--- START OF Source records ---

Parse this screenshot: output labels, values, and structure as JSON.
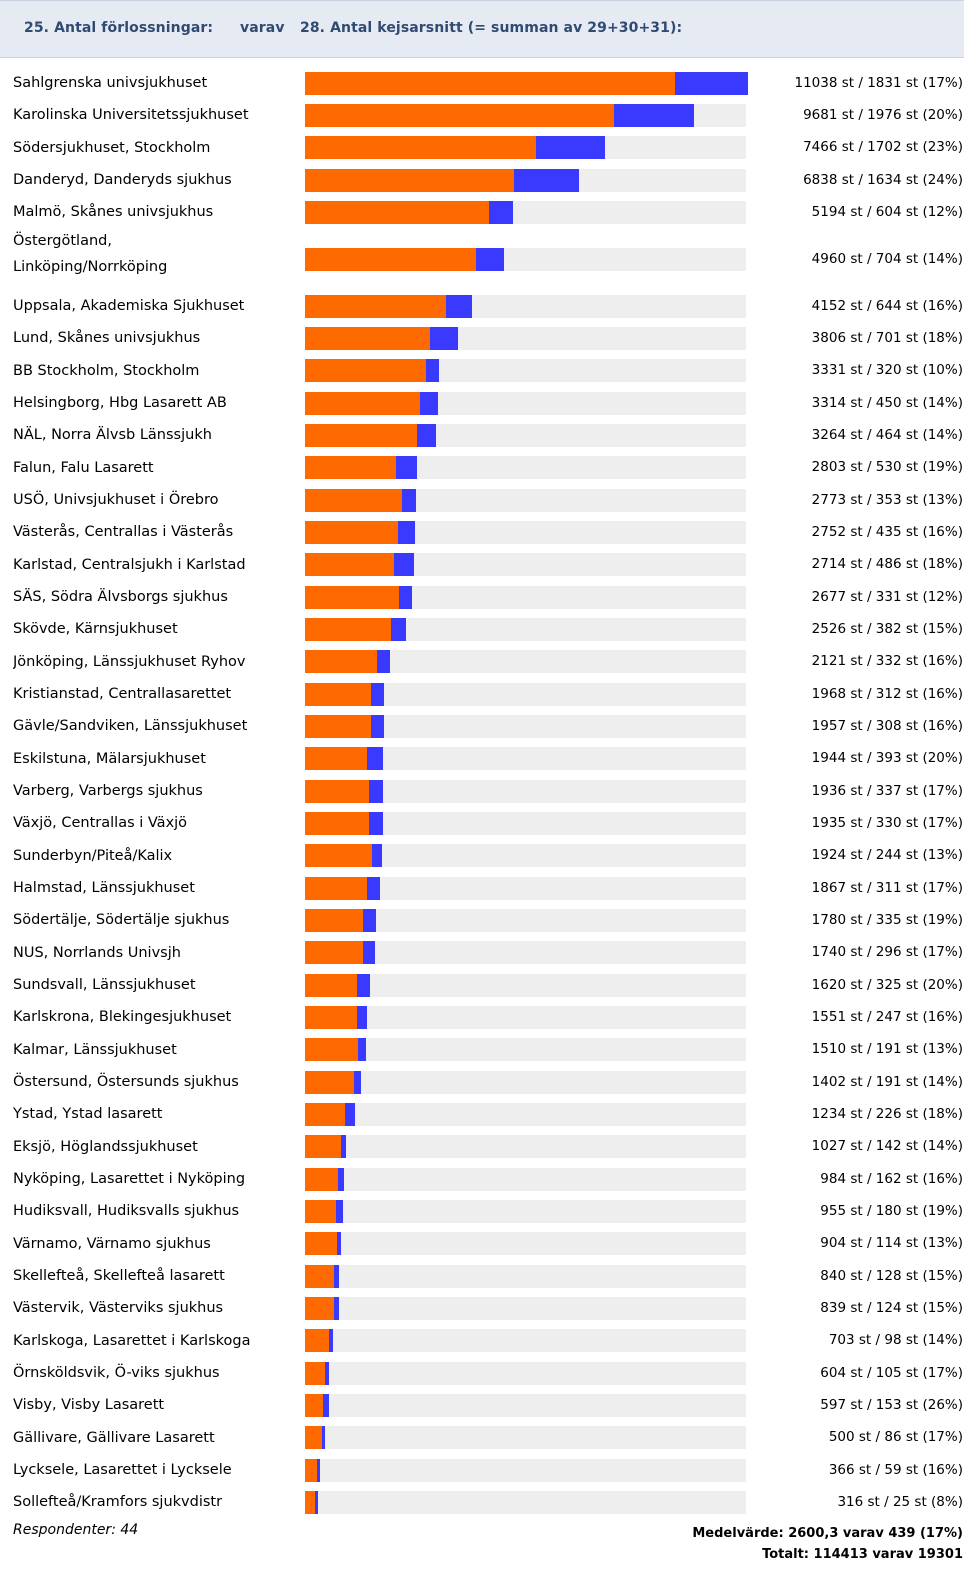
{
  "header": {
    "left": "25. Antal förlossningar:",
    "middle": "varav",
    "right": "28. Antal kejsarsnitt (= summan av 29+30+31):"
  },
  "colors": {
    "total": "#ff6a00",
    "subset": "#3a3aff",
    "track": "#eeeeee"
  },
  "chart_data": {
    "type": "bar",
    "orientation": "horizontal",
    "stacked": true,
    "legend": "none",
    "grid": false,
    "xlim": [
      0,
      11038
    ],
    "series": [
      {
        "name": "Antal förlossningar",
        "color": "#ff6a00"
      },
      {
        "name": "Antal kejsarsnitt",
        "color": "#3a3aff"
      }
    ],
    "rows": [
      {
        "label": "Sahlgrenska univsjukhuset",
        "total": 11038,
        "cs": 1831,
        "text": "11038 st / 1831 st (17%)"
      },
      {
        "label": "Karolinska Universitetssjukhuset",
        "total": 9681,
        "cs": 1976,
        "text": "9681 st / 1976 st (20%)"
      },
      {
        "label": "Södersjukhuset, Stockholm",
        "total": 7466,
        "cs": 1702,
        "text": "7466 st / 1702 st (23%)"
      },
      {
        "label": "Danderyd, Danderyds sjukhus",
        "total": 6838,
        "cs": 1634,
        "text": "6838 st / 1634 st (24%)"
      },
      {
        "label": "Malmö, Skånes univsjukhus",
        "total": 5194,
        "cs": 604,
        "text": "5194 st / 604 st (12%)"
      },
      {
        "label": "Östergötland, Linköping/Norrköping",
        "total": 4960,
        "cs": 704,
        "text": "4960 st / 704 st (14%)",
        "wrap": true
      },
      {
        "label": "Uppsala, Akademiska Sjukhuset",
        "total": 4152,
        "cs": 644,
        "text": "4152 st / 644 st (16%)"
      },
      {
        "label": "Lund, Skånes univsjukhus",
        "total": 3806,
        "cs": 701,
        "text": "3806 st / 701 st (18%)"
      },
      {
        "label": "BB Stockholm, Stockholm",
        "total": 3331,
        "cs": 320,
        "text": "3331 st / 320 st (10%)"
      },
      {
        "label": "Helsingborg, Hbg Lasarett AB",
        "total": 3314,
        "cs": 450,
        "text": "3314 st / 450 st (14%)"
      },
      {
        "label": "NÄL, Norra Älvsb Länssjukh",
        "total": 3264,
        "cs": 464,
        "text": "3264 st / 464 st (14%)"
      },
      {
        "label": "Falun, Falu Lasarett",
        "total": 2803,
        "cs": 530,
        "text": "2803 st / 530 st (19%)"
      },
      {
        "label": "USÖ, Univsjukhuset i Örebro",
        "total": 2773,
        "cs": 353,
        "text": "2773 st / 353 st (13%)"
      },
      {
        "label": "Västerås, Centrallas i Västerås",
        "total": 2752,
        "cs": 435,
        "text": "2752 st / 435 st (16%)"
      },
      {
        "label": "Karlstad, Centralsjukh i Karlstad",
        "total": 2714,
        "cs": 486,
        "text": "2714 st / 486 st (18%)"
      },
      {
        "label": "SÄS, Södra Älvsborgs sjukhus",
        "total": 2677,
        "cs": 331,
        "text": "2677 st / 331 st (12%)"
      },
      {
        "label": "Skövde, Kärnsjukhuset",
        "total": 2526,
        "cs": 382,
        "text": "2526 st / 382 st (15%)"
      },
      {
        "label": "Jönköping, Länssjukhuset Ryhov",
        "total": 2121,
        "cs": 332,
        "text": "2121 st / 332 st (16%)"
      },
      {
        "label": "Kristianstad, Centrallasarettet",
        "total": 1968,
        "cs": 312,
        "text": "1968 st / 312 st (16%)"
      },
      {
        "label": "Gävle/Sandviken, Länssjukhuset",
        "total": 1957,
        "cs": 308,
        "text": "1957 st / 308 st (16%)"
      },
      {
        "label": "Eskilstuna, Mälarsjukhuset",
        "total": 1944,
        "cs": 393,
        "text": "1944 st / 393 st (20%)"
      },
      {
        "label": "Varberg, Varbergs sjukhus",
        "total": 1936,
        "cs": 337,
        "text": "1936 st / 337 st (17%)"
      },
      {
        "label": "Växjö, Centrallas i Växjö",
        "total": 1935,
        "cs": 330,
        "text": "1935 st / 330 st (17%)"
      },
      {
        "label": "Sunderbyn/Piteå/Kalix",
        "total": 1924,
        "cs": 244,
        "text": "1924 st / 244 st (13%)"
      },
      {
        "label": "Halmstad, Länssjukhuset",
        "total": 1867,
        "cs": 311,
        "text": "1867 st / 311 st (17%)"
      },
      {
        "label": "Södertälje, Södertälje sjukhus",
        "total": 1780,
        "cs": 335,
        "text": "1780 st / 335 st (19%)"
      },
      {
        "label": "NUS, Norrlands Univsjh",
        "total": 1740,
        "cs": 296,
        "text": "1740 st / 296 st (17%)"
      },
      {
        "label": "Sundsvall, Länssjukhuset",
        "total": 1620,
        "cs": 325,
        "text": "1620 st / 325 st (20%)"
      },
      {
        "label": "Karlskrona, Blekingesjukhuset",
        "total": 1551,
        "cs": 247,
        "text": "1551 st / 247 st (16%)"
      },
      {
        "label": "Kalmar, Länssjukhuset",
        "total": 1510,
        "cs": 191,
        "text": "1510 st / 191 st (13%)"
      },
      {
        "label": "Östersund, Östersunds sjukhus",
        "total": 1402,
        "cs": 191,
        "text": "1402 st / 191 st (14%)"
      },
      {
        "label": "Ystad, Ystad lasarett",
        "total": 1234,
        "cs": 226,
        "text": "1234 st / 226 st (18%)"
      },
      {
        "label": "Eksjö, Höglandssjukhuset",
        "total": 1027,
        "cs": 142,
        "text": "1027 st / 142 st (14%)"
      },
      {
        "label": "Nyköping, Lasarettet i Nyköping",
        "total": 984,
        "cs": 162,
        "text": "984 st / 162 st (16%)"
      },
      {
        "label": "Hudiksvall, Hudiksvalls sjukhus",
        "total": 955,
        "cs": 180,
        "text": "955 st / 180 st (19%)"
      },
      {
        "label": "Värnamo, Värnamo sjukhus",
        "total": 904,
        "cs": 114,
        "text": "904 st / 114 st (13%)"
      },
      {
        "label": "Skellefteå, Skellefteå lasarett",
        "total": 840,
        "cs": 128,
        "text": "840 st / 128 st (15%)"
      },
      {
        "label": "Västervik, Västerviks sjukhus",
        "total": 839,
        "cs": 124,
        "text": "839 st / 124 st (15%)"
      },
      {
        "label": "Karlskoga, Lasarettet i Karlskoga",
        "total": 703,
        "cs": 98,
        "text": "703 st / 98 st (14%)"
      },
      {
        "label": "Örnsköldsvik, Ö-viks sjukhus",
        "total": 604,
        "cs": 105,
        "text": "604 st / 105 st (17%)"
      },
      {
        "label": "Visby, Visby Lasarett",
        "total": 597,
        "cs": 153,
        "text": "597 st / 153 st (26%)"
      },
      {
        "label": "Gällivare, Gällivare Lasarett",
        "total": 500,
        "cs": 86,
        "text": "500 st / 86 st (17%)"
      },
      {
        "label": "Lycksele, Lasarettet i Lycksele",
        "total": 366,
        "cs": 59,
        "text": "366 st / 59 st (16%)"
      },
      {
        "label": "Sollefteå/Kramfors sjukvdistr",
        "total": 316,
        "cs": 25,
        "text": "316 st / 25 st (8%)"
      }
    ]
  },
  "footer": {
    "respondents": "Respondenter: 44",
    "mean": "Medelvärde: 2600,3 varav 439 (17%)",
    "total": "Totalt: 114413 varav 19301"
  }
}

--- END OF Source records ---

Task instructions:
Go through the listing above and report how many of its lines contain the word "name", with only the number as output.

Solution to the exercise:
2